*AIM*
Find the word "this" in the material below and gather every line that contains it.
# start of MATERIAL SHOWN
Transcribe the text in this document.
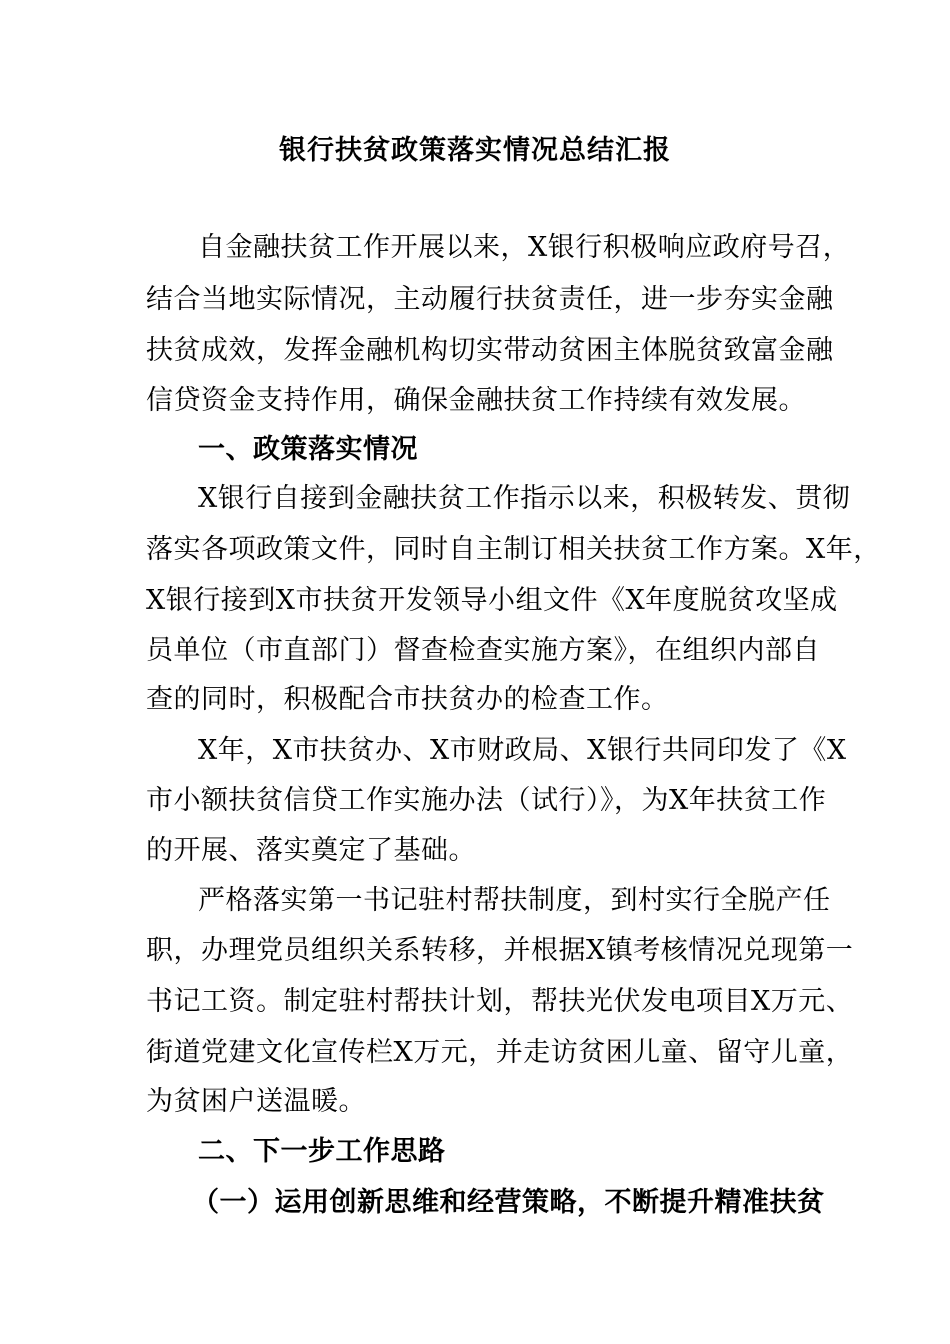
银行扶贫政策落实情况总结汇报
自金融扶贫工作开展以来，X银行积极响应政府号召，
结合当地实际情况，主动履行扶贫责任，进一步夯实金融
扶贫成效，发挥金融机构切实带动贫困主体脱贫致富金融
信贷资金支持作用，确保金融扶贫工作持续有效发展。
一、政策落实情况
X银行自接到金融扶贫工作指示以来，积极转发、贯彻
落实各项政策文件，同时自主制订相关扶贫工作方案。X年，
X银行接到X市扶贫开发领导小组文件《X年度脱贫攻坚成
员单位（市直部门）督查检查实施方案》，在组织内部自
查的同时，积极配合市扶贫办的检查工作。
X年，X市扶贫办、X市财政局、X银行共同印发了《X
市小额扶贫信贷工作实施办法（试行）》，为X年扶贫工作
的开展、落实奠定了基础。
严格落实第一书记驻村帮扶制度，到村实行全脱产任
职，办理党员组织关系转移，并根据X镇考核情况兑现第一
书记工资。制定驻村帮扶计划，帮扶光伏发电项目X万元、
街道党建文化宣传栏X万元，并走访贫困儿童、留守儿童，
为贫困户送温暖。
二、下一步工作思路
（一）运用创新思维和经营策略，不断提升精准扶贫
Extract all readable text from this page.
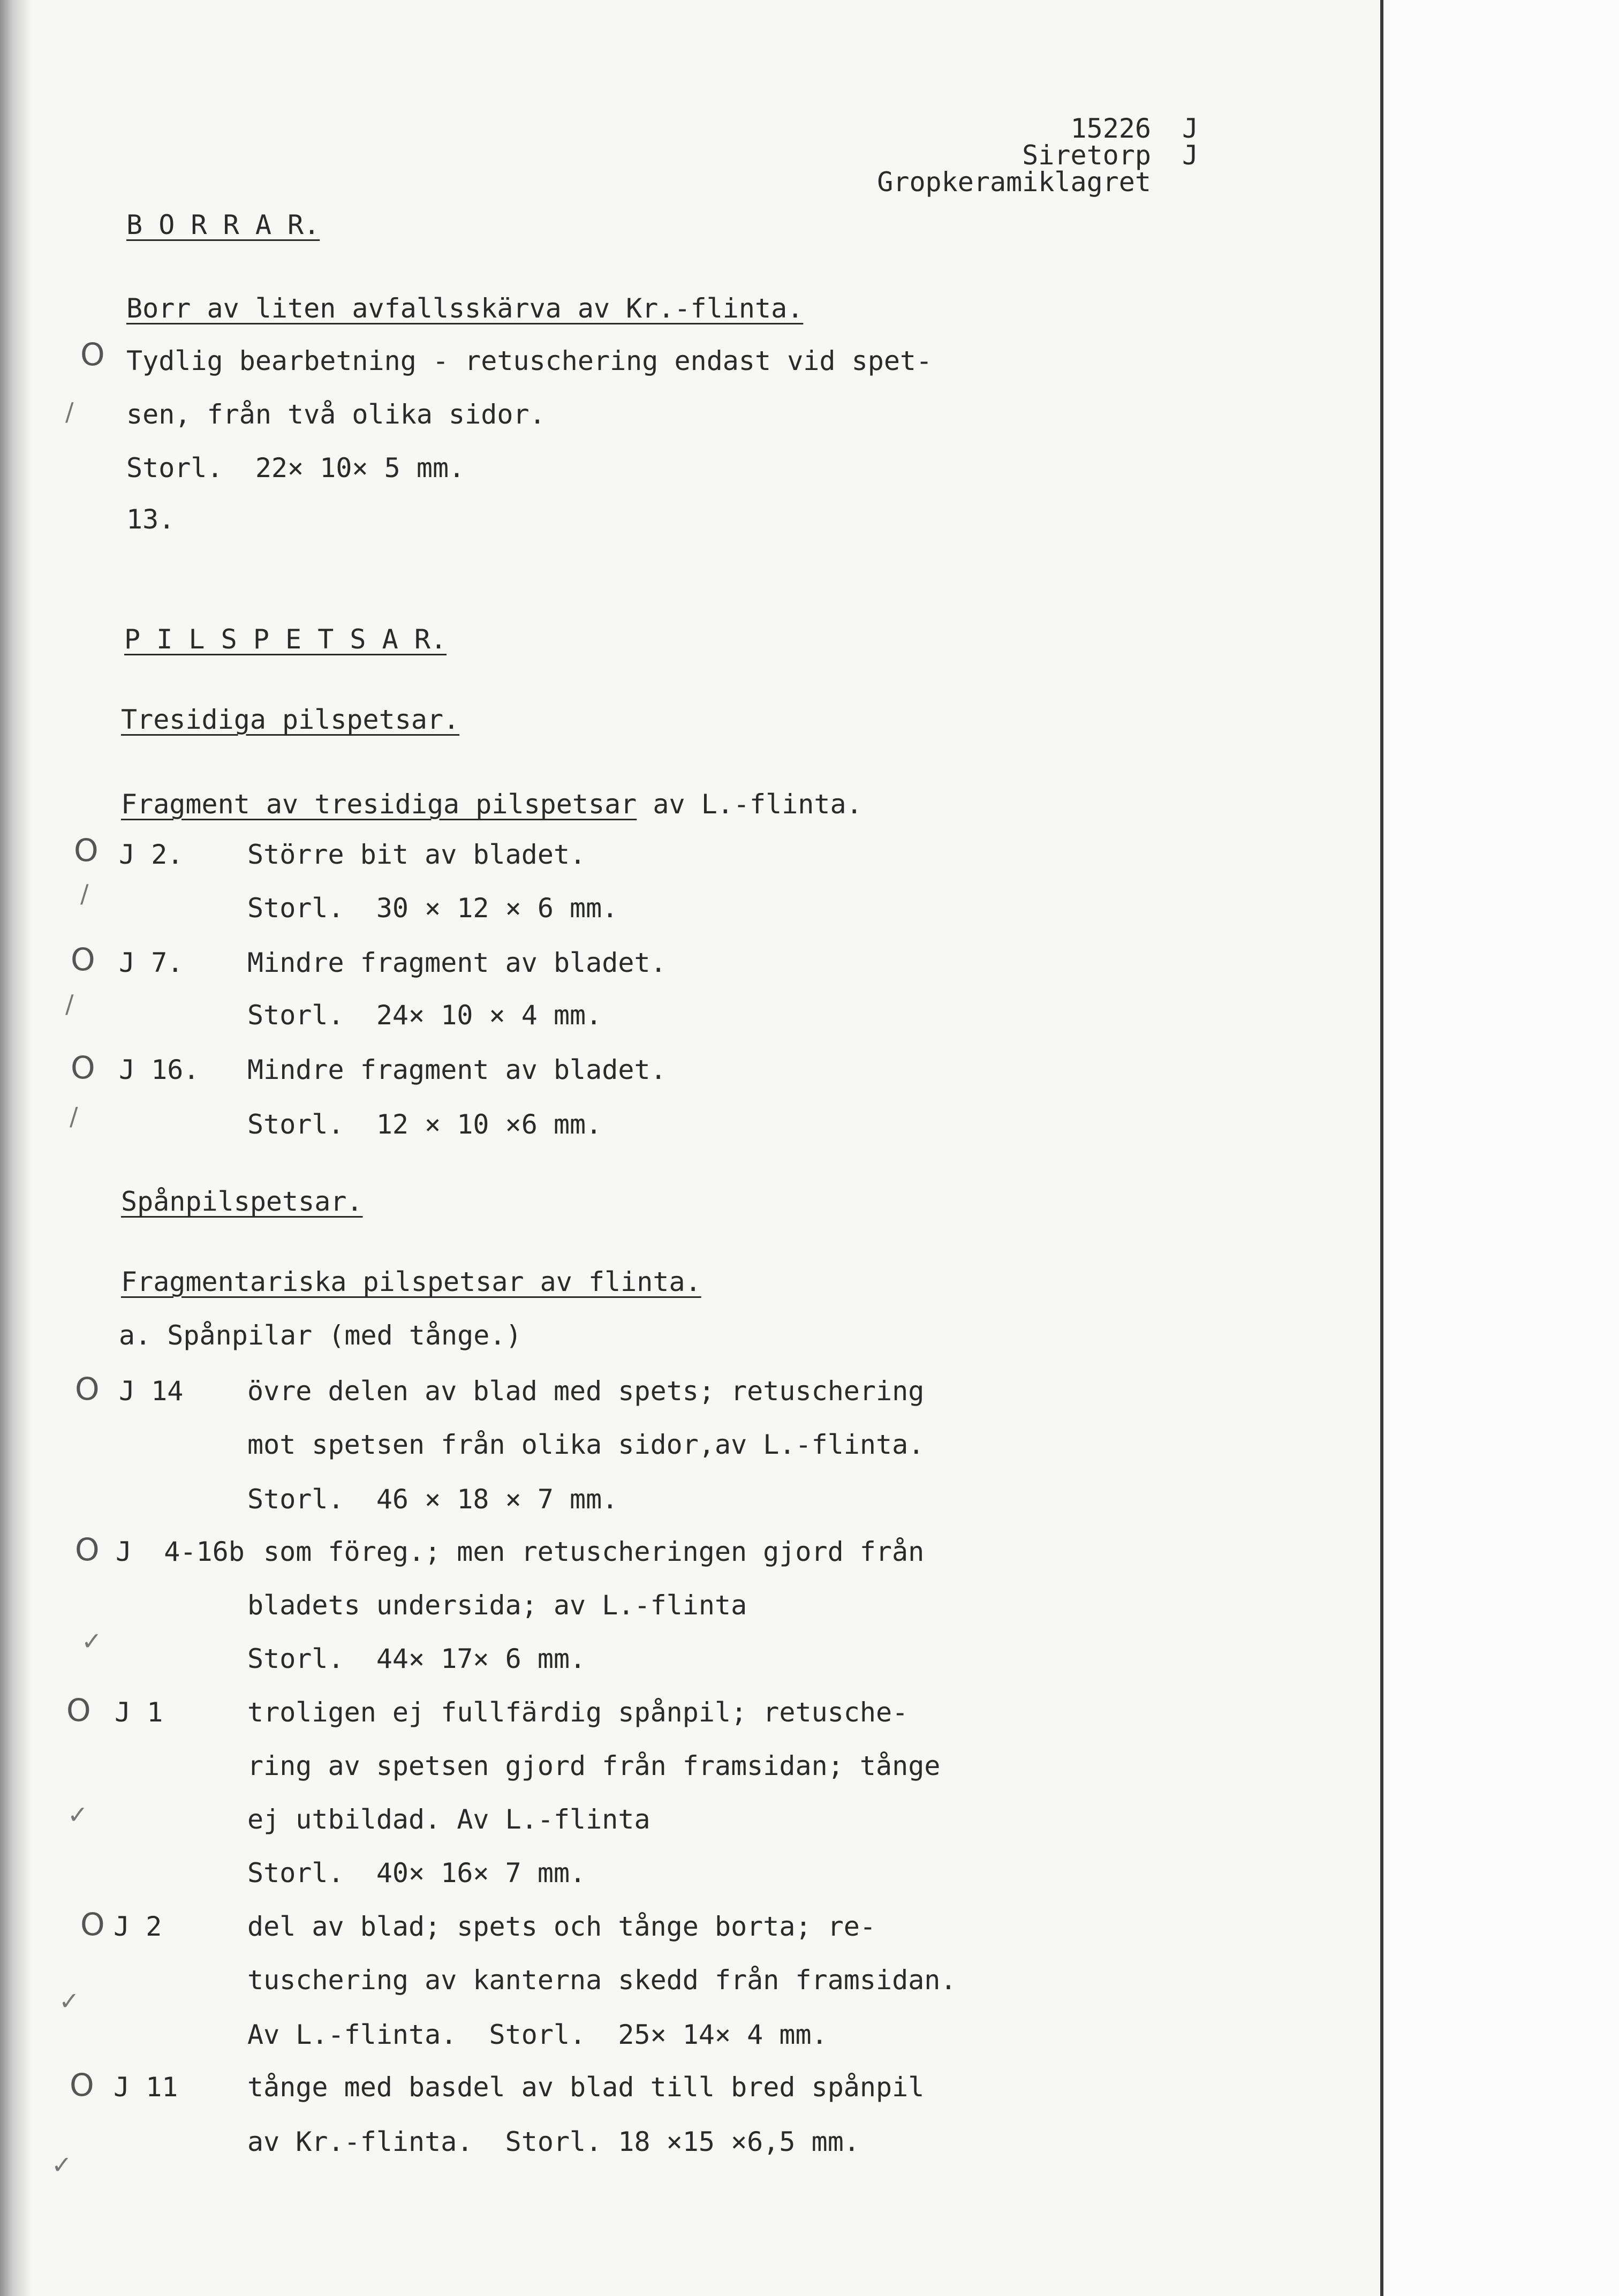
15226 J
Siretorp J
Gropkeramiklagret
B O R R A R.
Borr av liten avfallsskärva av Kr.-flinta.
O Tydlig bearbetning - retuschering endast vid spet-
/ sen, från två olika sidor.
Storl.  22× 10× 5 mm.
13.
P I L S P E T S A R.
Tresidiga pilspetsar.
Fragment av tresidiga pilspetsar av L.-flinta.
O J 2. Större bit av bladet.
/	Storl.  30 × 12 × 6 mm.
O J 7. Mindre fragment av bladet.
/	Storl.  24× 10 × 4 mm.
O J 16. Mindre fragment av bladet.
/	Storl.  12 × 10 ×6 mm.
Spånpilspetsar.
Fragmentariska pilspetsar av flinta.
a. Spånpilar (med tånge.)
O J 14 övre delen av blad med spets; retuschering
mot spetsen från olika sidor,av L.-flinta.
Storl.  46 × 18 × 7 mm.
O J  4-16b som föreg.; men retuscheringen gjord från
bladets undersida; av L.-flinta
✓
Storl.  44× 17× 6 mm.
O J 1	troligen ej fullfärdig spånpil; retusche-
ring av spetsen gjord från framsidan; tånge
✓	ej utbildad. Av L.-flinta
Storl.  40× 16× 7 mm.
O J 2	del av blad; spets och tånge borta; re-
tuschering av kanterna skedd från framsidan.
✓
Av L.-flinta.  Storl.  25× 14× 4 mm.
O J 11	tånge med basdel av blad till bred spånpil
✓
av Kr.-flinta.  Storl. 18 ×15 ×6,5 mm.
# end of MATERIAL SHOWN
# start of MATERIAL SHOWN
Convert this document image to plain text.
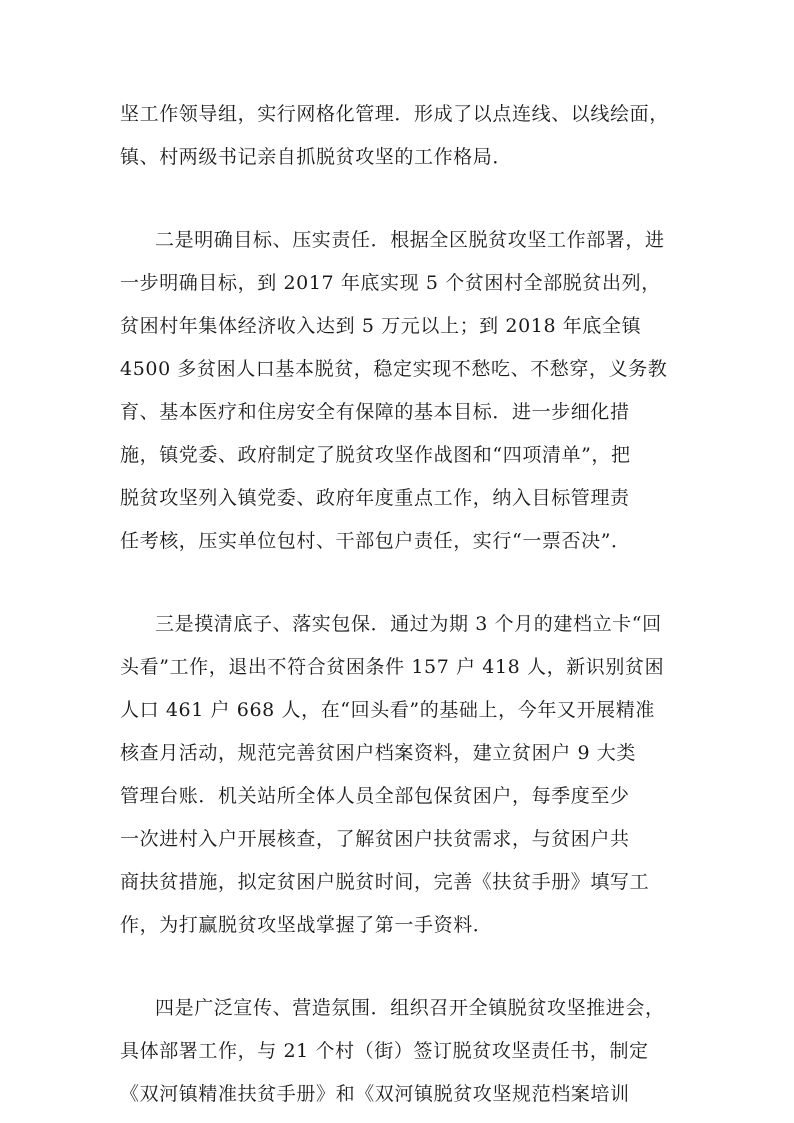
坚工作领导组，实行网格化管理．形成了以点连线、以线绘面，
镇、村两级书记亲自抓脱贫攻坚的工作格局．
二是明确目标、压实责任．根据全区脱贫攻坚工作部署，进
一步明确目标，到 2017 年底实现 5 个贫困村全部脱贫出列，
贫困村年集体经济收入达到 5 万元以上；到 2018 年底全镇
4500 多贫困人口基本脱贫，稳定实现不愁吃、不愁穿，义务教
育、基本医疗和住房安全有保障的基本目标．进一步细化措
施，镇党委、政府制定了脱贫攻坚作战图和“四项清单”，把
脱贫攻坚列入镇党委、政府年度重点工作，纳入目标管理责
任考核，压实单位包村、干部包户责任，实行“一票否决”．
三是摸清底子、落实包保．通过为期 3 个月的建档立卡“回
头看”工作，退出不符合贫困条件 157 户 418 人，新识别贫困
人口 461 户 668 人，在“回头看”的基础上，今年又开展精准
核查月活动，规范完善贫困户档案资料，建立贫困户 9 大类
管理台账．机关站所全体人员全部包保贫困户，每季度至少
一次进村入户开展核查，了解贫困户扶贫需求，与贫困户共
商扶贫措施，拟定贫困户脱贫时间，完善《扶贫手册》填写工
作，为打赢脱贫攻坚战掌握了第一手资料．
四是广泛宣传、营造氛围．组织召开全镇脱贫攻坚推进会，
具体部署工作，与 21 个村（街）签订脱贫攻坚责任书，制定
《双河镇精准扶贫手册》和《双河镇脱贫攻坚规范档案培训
# end of MATERIAL SHOWN
*FULL ANSWER*
Transcribe the text in this document.
Extract all readable text from this page.
Convert this document image to plain text.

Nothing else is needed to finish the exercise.